(Extracted records)
━━━━━━━━━━

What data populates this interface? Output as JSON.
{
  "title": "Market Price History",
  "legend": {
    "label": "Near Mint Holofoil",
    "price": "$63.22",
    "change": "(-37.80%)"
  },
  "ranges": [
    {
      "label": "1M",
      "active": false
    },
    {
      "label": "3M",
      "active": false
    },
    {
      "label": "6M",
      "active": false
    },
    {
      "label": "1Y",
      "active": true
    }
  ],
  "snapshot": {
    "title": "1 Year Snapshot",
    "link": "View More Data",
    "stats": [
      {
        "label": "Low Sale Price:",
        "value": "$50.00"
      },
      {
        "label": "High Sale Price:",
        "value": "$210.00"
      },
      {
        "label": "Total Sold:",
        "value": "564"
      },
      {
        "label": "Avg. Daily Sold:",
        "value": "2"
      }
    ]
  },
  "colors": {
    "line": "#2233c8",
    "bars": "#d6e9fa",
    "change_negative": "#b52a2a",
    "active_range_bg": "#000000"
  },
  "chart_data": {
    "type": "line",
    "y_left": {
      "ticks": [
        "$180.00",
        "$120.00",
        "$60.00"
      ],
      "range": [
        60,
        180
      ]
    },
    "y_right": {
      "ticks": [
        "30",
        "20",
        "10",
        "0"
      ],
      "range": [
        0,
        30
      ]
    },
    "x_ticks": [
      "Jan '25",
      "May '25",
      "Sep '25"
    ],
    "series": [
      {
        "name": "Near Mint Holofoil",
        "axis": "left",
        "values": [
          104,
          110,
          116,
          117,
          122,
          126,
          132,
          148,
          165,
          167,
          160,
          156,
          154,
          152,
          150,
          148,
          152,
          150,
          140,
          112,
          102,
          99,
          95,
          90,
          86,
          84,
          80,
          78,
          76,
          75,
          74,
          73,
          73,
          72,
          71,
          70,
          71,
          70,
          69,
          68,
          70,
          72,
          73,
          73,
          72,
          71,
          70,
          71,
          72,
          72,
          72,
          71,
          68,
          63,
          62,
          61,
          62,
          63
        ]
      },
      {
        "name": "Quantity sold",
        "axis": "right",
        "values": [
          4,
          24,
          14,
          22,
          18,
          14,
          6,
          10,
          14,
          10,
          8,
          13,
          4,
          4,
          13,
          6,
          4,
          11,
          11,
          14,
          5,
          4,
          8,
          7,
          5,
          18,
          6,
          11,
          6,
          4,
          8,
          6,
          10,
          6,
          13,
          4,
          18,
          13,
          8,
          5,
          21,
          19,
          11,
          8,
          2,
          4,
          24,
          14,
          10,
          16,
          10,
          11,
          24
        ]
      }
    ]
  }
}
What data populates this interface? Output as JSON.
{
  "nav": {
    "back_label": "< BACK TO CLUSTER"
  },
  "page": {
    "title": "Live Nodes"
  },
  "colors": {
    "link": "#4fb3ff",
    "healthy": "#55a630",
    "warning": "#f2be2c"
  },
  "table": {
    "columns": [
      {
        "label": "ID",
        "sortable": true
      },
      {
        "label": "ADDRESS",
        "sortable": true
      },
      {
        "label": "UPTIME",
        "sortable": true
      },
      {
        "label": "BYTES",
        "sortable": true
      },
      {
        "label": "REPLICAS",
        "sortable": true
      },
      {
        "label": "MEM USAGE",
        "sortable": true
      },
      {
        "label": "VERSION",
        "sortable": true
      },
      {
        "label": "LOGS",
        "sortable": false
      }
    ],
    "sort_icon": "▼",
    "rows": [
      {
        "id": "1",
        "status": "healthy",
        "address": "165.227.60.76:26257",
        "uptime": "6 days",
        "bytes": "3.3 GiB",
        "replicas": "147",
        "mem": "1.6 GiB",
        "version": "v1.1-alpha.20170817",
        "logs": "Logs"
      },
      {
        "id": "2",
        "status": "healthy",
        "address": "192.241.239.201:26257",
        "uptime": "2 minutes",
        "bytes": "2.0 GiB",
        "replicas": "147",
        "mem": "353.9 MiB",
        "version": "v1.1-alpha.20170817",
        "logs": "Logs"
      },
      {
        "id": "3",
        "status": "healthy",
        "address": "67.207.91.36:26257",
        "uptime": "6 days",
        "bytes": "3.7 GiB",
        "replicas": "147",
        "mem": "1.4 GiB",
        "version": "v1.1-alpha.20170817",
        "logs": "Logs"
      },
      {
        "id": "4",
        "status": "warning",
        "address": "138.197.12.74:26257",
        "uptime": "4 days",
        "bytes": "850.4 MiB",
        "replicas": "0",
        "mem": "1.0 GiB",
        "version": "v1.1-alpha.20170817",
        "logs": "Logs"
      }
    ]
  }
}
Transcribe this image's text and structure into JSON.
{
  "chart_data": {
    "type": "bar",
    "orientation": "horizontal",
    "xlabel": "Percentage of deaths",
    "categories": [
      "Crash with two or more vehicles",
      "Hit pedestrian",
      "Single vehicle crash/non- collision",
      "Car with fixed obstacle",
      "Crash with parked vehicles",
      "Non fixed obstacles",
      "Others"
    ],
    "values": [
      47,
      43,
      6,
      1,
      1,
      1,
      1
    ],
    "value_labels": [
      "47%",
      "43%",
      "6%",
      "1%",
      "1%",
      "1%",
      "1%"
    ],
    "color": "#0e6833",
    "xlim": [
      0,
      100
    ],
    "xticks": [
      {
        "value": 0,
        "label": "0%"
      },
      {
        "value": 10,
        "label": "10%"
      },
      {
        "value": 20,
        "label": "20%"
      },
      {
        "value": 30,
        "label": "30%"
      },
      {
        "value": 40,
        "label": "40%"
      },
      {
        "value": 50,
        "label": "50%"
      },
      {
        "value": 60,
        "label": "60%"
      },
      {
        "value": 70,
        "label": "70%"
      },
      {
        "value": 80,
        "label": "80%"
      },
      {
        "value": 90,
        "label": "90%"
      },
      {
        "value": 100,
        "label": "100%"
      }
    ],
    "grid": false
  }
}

━━━━━━━━━━

Find how many lines of the listing include the string "Mint" and give that number, nothing else.

2